=== INPUT DATA ===

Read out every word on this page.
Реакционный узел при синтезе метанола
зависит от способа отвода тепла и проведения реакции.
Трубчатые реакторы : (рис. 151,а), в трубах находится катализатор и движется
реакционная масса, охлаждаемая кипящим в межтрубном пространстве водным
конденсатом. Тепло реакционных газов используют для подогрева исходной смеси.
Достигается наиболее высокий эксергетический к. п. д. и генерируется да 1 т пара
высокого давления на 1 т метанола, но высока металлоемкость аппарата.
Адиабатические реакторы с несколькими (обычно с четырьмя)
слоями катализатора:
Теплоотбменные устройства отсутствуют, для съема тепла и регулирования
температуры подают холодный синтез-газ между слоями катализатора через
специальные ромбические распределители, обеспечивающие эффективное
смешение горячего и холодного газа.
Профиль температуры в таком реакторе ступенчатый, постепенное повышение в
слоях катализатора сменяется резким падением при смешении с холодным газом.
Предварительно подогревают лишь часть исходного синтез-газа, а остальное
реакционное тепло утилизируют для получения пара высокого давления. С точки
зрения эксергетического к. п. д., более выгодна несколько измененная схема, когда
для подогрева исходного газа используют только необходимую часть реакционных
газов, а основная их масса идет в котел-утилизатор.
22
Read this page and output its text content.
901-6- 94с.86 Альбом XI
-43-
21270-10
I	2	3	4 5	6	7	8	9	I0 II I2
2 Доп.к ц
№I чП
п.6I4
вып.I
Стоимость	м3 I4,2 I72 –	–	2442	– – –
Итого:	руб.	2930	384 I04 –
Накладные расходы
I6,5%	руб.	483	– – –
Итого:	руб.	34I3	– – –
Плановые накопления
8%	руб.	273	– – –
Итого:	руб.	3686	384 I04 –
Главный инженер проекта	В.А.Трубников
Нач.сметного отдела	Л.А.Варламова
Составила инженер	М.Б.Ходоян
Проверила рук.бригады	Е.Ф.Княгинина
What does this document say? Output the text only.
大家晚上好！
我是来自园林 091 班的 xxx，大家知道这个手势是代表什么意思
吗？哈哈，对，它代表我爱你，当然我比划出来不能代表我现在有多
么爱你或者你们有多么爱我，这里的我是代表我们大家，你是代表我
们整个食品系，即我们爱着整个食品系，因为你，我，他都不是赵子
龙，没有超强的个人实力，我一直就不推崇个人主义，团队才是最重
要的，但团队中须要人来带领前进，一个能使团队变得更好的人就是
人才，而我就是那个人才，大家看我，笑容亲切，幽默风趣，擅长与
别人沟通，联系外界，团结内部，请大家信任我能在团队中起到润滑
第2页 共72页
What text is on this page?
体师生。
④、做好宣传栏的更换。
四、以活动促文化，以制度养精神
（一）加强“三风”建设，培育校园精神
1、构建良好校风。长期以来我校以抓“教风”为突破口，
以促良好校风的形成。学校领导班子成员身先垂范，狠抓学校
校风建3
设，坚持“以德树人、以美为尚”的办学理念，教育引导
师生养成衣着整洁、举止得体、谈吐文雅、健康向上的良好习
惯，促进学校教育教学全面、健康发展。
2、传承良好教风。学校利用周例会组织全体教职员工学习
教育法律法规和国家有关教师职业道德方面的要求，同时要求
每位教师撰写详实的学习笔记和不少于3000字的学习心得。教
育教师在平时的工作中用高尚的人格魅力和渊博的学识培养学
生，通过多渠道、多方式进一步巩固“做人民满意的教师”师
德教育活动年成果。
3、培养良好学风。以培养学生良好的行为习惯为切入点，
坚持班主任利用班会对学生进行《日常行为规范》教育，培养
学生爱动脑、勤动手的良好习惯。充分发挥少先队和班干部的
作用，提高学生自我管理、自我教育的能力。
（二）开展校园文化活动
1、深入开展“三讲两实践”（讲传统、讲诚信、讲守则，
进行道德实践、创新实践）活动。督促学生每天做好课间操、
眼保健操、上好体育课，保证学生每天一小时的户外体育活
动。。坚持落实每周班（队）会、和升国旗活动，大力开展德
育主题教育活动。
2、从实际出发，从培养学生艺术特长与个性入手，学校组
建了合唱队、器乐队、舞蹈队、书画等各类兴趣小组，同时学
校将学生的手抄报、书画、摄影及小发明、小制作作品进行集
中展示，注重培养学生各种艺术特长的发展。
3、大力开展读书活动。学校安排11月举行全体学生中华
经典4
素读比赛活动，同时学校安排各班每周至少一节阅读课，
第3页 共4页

===

* _STATED GOAL_: Search the listing for the word "температуры". Copy every line in which it occurs.

* _EXERCISE SOLUTION_:
температуры подают холодный синтез-газ между слоями катализатора через
Профиль температуры в таком реакторе ступенчатый, постепенное повышение в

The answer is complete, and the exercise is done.